Copy every line of the material below word for word.
•••••
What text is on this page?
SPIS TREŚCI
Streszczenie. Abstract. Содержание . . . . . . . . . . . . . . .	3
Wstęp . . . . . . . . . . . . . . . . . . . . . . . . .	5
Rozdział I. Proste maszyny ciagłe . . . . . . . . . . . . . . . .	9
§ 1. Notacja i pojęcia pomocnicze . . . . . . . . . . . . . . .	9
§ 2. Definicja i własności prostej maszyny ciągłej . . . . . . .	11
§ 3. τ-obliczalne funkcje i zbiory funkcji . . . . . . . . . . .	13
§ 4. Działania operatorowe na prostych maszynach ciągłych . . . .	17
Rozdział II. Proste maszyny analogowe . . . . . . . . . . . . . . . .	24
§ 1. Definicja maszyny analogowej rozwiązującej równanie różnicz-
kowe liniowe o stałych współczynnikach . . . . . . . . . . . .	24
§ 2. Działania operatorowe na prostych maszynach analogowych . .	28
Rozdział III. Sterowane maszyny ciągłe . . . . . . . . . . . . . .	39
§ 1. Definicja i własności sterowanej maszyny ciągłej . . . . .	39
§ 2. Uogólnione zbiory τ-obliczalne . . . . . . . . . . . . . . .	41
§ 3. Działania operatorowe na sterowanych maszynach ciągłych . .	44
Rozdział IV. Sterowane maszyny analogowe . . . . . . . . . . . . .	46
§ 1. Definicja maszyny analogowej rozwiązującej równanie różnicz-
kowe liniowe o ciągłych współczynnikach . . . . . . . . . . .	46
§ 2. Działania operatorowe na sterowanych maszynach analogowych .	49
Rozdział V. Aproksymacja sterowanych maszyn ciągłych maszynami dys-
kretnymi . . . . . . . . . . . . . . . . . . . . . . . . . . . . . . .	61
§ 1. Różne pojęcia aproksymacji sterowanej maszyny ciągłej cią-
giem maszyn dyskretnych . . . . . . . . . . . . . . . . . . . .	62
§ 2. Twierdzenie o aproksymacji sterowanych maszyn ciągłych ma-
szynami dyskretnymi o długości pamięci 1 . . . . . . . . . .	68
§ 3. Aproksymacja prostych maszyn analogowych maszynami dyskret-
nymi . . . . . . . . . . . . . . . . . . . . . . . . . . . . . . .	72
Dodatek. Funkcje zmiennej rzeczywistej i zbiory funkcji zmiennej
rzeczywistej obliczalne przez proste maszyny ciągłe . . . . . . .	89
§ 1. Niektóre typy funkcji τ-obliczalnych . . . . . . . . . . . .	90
•••••
> [Exercise response]
What text is on this page?
SPIS TREŚCI
Streszczenie. Abstract. Содержание . . . . . . . . . . . . . . .	3
Wstęp . . . . . . . . . . . . . . . . . . . . . . . . .	5
Rozdział I. Proste maszyny ciagłe . . . . . . . . . . . . . . . .	9
§ 1. Notacja i pojęcia pomocnicze . . . . . . . . . . . . . . .	9
§ 2. Definicja i własności prostej maszyny ciągłej . . . . . . .	11
§ 3. τ-obliczalne funkcje i zbiory funkcji . . . . . . . . . . .	13
§ 4. Działania operatorowe na prostych maszynach ciągłych . . . .	17
Rozdział II. Proste maszyny analogowe . . . . . . . . . . . . . . . .	24
§ 1. Definicja maszyny analogowej rozwiązującej równanie różnicz-
kowe liniowe o stałych współczynnikach . . . . . . . . . . . .	24
§ 2. Działania operatorowe na prostych maszynach analogowych . .	28
Rozdział III. Sterowane maszyny ciągłe . . . . . . . . . . . . . .	39
§ 1. Definicja i własności sterowanej maszyny ciągłej . . . . .	39
§ 2. Uogólnione zbiory τ-obliczalne . . . . . . . . . . . . . . .	41
§ 3. Działania operatorowe na sterowanych maszynach ciągłych . .	44
Rozdział IV. Sterowane maszyny analogowe . . . . . . . . . . . . .	46
§ 1. Definicja maszyny analogowej rozwiązującej równanie różnicz-
kowe liniowe o ciągłych współczynnikach . . . . . . . . . . .	46
§ 2. Działania operatorowe na sterowanych maszynach analogowych .	49
Rozdział V. Aproksymacja sterowanych maszyn ciągłych maszynami dys-
kretnymi . . . . . . . . . . . . . . . . . . . . . . . . . . . . . . .	61
§ 1. Różne pojęcia aproksymacji sterowanej maszyny ciągłej cią-
giem maszyn dyskretnych . . . . . . . . . . . . . . . . . . . .	62
§ 2. Twierdzenie o aproksymacji sterowanych maszyn ciągłych ma-
szynami dyskretnymi o długości pamięci 1 . . . . . . . . . .	68
§ 3. Aproksymacja prostych maszyn analogowych maszynami dyskret-
nymi . . . . . . . . . . . . . . . . . . . . . . . . . . . . . . .	72
Dodatek. Funkcje zmiennej rzeczywistej i zbiory funkcji zmiennej
rzeczywistej obliczalne przez proste maszyny ciągłe . . . . . . .	89
§ 1. Niektóre typy funkcji τ-obliczalnych . . . . . . . . . . . .	90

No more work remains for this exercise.